## What is being asked
List every line in the items below that contains the string "游戏设置", matching case exactly.
((
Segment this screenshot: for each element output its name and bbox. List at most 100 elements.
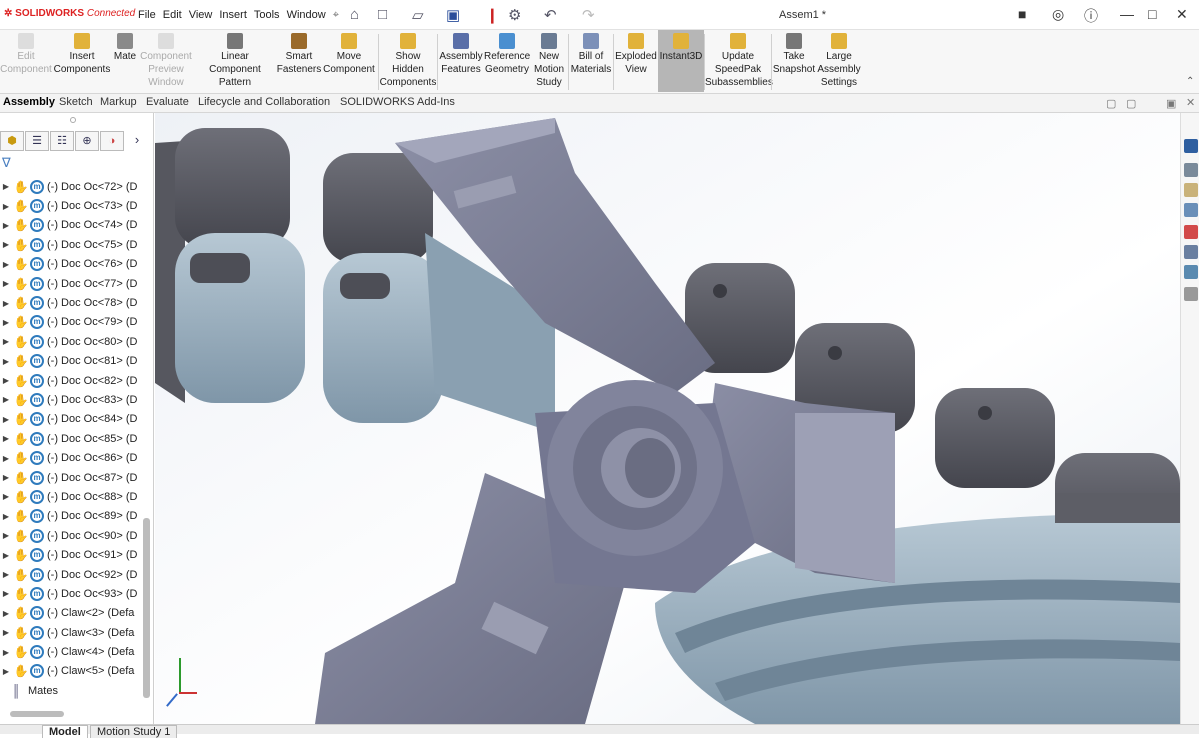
expand-arrow-icon[interactable]: ▶ xyxy=(0,337,12,346)
doc-close-icon[interactable]: ✕ xyxy=(1186,96,1195,109)
tree-item[interactable]: ▶ ✋ m (-) Doc Oc<88> (D xyxy=(0,487,145,506)
expand-arrow-icon[interactable]: ▶ xyxy=(0,415,12,424)
tree-item[interactable]: ▶ ✋ m (-) Doc Oc<93> (D xyxy=(0,584,145,603)
command-prompt-icon[interactable]: ■ xyxy=(1018,6,1026,22)
tree-item[interactable]: ▶ ✋ m (-) Doc Oc<90> (D xyxy=(0,526,145,545)
options-gear-icon[interactable]: ⚙ xyxy=(508,6,521,24)
tree-item[interactable]: ▶ ✋ m (-) Doc Oc<74> (D xyxy=(0,216,145,235)
exploded-view-button[interactable]: Exploded View xyxy=(614,30,658,92)
tree-item[interactable]: ▶ ✋ m (-) Doc Oc<87> (D xyxy=(0,468,145,487)
tree-item[interactable]: ▶ ✋ m (-) Doc Oc<78> (D xyxy=(0,293,145,312)
expand-arrow-icon[interactable]: ▶ xyxy=(0,628,12,637)
tree-item[interactable]: ▶ ✋ m (-) Doc Oc<80> (D xyxy=(0,332,145,351)
linear-pattern-button[interactable]: Linear Component Pattern xyxy=(194,30,276,92)
new-motion-study-button[interactable]: New Motion Study xyxy=(530,30,568,92)
tree-item[interactable]: ▶ ✋ m (-) Doc Oc<81> (D xyxy=(0,352,145,371)
large-assembly-settings-button[interactable]: Large Assembly Settings xyxy=(816,30,862,92)
instant3d-button[interactable]: Instant3D xyxy=(658,30,704,92)
take-snapshot-button[interactable]: Take Snapshot xyxy=(772,30,816,92)
expand-arrow-icon[interactable]: ▶ xyxy=(0,551,12,560)
expand-arrow-icon[interactable]: ▶ xyxy=(0,395,12,404)
appearances-icon[interactable] xyxy=(1184,225,1198,239)
tree-item[interactable]: ▶ ✋ m (-) Doc Oc<83> (D xyxy=(0,390,145,409)
expand-arrow-icon[interactable]: ▶ xyxy=(0,221,12,230)
menu-window[interactable]: Window xyxy=(287,9,326,22)
menu-edit[interactable]: Edit xyxy=(163,9,182,22)
expand-arrow-icon[interactable]: ▶ xyxy=(0,299,12,308)
expand-arrow-icon[interactable]: ▶ xyxy=(0,648,12,657)
undo-icon[interactable]: ↶ xyxy=(544,6,557,24)
expand-arrow-icon[interactable]: ▶ xyxy=(0,512,12,521)
redo-icon[interactable]: ↷ xyxy=(582,6,595,24)
user-account-icon[interactable]: ◎ xyxy=(1052,6,1064,23)
tree-item[interactable]: ▶ ✋ m (-) Doc Oc<73> (D xyxy=(0,196,145,215)
home-icon[interactable]: ⌂ xyxy=(350,6,359,23)
recycle-bin-icon[interactable] xyxy=(1184,287,1198,301)
tree-item[interactable]: ▶ ✋ m (-) Doc Oc<72> (D xyxy=(0,177,145,196)
design-library-icon[interactable] xyxy=(1184,163,1198,177)
collapse-ribbon-icon[interactable]: ⌃ xyxy=(1186,76,1194,87)
expand-arrow-icon[interactable]: ▶ xyxy=(0,279,12,288)
tree-item[interactable]: ▶ ✋ m (-) Doc Oc<85> (D xyxy=(0,429,145,448)
expand-arrow-icon[interactable]: ▶ xyxy=(0,182,12,191)
tab-lifecycle[interactable]: Lifecycle and Collaboration xyxy=(195,96,333,108)
close-icon[interactable]: ✕ xyxy=(1176,6,1188,23)
tree-horizontal-scrollbar[interactable] xyxy=(10,711,64,717)
tree-item[interactable]: ▶ ✋ m (-) Claw<5> (Defa xyxy=(0,662,145,681)
tab-assembly[interactable]: Assembly xyxy=(0,96,58,108)
reference-geometry-button[interactable]: Reference Geometry xyxy=(484,30,530,92)
tree-item[interactable]: ▶ ✋ m (-) Doc Oc<75> (D xyxy=(0,235,145,254)
tab-evaluate[interactable]: Evaluate xyxy=(143,96,192,108)
tab-model[interactable]: Model xyxy=(42,725,88,738)
display-manager-tab-icon[interactable]: ◑ xyxy=(100,131,124,151)
tree-item[interactable]: ▶ ✋ m (-) Doc Oc<86> (D xyxy=(0,448,145,467)
panel-handle[interactable] xyxy=(70,117,76,123)
save-icon[interactable]: ▣ xyxy=(446,6,460,24)
tree-item[interactable]: ▶ ✋ m (-) Claw<3> (Defa xyxy=(0,623,145,642)
expand-arrow-icon[interactable]: ▶ xyxy=(0,531,12,540)
configuration-manager-tab-icon[interactable]: ☷ xyxy=(50,131,74,151)
menu-insert[interactable]: Insert xyxy=(219,9,247,22)
tree-vertical-scrollbar[interactable] xyxy=(143,518,150,698)
maximize-icon[interactable]: □ xyxy=(1148,6,1156,22)
tree-item[interactable]: ▶ ✋ m (-) Doc Oc<89> (D xyxy=(0,507,145,526)
component-preview-button[interactable]: Component Preview Window xyxy=(138,30,194,92)
forum-icon[interactable] xyxy=(1184,265,1198,279)
expand-arrow-icon[interactable]: ▶ xyxy=(0,609,12,618)
show-hidden-button[interactable]: Show Hidden Components xyxy=(379,30,437,92)
menu-tools[interactable]: Tools xyxy=(254,9,280,22)
open-icon[interactable]: ▱ xyxy=(412,6,424,24)
menu-view[interactable]: View xyxy=(189,9,213,22)
tree-item[interactable]: ▶ ✋ m (-) Claw<2> (Defa xyxy=(0,604,145,623)
doc-maximize-icon[interactable]: ▣ xyxy=(1166,97,1176,110)
expand-arrow-icon[interactable]: ▶ xyxy=(0,492,12,501)
file-explorer-icon[interactable] xyxy=(1184,183,1198,197)
smart-fasteners-button[interactable]: Smart Fasteners xyxy=(276,30,322,92)
feature-manager-tab-icon[interactable]: ⬢ xyxy=(0,131,24,151)
expand-arrow-icon[interactable]: ▶ xyxy=(0,589,12,598)
expand-arrow-icon[interactable]: ▶ xyxy=(0,260,12,269)
insert-components-button[interactable]: Insert Components xyxy=(52,30,112,92)
tab-sketch[interactable]: Sketch xyxy=(56,96,96,108)
solidworks-resources-icon[interactable] xyxy=(1184,139,1198,153)
property-manager-tab-icon[interactable]: ☰ xyxy=(25,131,49,151)
rebuild-icon[interactable]: ❙ xyxy=(486,6,499,24)
window-tile-icon[interactable]: ▢ xyxy=(1106,97,1116,110)
expand-arrow-icon[interactable]: ▶ xyxy=(0,318,12,327)
menu-file[interactable]: File xyxy=(138,9,156,22)
expand-arrow-icon[interactable]: ▶ xyxy=(0,473,12,482)
expand-arrow-icon[interactable]: ▶ xyxy=(0,357,12,366)
expand-arrow-icon[interactable]: ▶ xyxy=(0,240,12,249)
update-speedpak-button[interactable]: Update SpeedPak Subassemblies xyxy=(705,30,773,92)
tree-item[interactable]: ▶ ✋ m (-) Doc Oc<92> (D xyxy=(0,565,145,584)
help-icon[interactable]: ⓘ xyxy=(1084,6,1098,26)
view-palette-icon[interactable] xyxy=(1184,203,1198,217)
tree-item[interactable]: ▶ ✋ m (-) Doc Oc<82> (D xyxy=(0,371,145,390)
expand-arrow-icon[interactable]: ▶ xyxy=(0,667,12,676)
tab-addins[interactable]: SOLIDWORKS Add-Ins xyxy=(337,96,458,108)
filter-icon[interactable]: ∇ xyxy=(2,155,11,171)
tab-motion-study[interactable]: Motion Study 1 xyxy=(90,725,178,738)
tree-item[interactable]: ▶ ✋ m (-) Doc Oc<79> (D xyxy=(0,313,145,332)
bill-of-materials-button[interactable]: Bill of Materials xyxy=(569,30,613,92)
minimize-icon[interactable]: — xyxy=(1120,6,1134,22)
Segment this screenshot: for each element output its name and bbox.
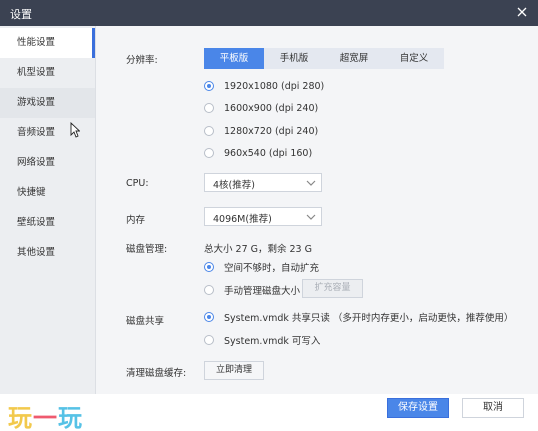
radio-checked-icon [204, 312, 214, 322]
disk-share-writable-option[interactable]: System.vmdk 可写入 [204, 332, 320, 348]
mode-tab-custom[interactable]: 自定义 [384, 48, 444, 69]
cpu-label: CPU: [126, 178, 149, 189]
clear-cache-button[interactable]: 立即清理 [204, 361, 264, 380]
sidebar-item-performance[interactable]: 性能设置 [0, 28, 95, 58]
mouse-cursor-icon [70, 121, 81, 138]
mode-tab-ultrawide[interactable]: 超宽屏 [324, 48, 384, 69]
memory-select-value: 4096M(推荐) [213, 214, 272, 225]
resolution-label: 分辨率: [126, 55, 158, 66]
disk-manual-option[interactable]: 手动管理磁盘大小 [204, 282, 300, 298]
sidebar-item-audio[interactable]: 音频设置 [0, 118, 95, 148]
radio-unchecked-icon [204, 126, 214, 136]
radio-unchecked-icon [204, 103, 214, 113]
chevron-down-icon [306, 213, 316, 221]
disk-management-label: 磁盘管理: [126, 244, 168, 255]
resolution-option-1080[interactable]: 1920x1080 (dpi 280) [204, 78, 324, 94]
sidebar-item-network[interactable]: 网络设置 [0, 148, 95, 178]
close-icon[interactable] [514, 4, 530, 20]
disk-share-label: 磁盘共享 [126, 316, 165, 327]
sidebar-item-game[interactable]: 游戏设置 [0, 88, 95, 118]
mode-tab-phone[interactable]: 手机版 [264, 48, 324, 69]
radio-checked-icon [204, 262, 214, 272]
window-title: 设置 [10, 8, 32, 21]
sidebar-item-device-model[interactable]: 机型设置 [0, 58, 95, 88]
expand-capacity-button[interactable]: 扩充容量 [302, 279, 363, 298]
disk-auto-expand-option[interactable]: 空间不够时，自动扩充 [204, 259, 319, 275]
radio-unchecked-icon [204, 285, 214, 295]
resolution-option-540[interactable]: 960x540 (dpi 160) [204, 145, 312, 161]
performance-settings-panel: 分辨率: 平板版 手机版 超宽屏 自定义 1920x1080 (dpi 280)… [96, 26, 538, 394]
dialog-footer: 玩一玩 保存设置 取消 [0, 394, 538, 431]
cpu-select[interactable]: 4核(推荐) [204, 173, 322, 192]
save-settings-button[interactable]: 保存设置 [387, 398, 449, 418]
memory-label: 内存 [126, 215, 146, 226]
mode-tab-tablet[interactable]: 平板版 [204, 48, 264, 69]
resolution-mode-tabs: 平板版 手机版 超宽屏 自定义 [204, 48, 444, 69]
sidebar-item-shortcuts[interactable]: 快捷键 [0, 178, 95, 208]
clear-cache-label: 清理磁盘缓存: [126, 368, 187, 379]
watermark-logo: 玩一玩 [8, 404, 83, 431]
sidebar: 性能设置 机型设置 游戏设置 音频设置 网络设置 快捷键 壁纸设置 其他设置 [0, 26, 96, 394]
radio-checked-icon [204, 81, 214, 91]
sidebar-item-other[interactable]: 其他设置 [0, 238, 95, 268]
settings-window: 设置 性能设置 机型设置 游戏设置 音频设置 网络设置 快捷键 壁纸设置 其他设… [0, 0, 538, 431]
cpu-select-value: 4核(推荐) [213, 180, 255, 191]
disk-size-summary: 总大小 27 G，剩余 23 G [204, 244, 312, 255]
radio-unchecked-icon [204, 148, 214, 158]
chevron-down-icon [306, 179, 316, 187]
resolution-option-900[interactable]: 1600x900 (dpi 240) [204, 100, 318, 116]
memory-select[interactable]: 4096M(推荐) [204, 207, 322, 226]
disk-share-readonly-option[interactable]: System.vmdk 共享只读 （多开时内存更小，启动更快，推荐使用） [204, 309, 513, 325]
radio-unchecked-icon [204, 335, 214, 345]
title-bar: 设置 [0, 0, 538, 26]
resolution-option-720[interactable]: 1280x720 (dpi 240) [204, 123, 318, 139]
sidebar-item-wallpaper[interactable]: 壁纸设置 [0, 208, 95, 238]
cancel-button[interactable]: 取消 [462, 398, 524, 418]
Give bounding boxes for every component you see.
))
## Output for this task
sidebar-item-game[interactable]: 游戏设置 [0, 88, 95, 118]
sidebar: 性能设置 机型设置 游戏设置 音频设置 网络设置 快捷键 壁纸设置 其他设置 [0, 26, 96, 394]
settings-window: 设置 性能设置 机型设置 游戏设置 音频设置 网络设置 快捷键 壁纸设置 其他设… [0, 0, 538, 431]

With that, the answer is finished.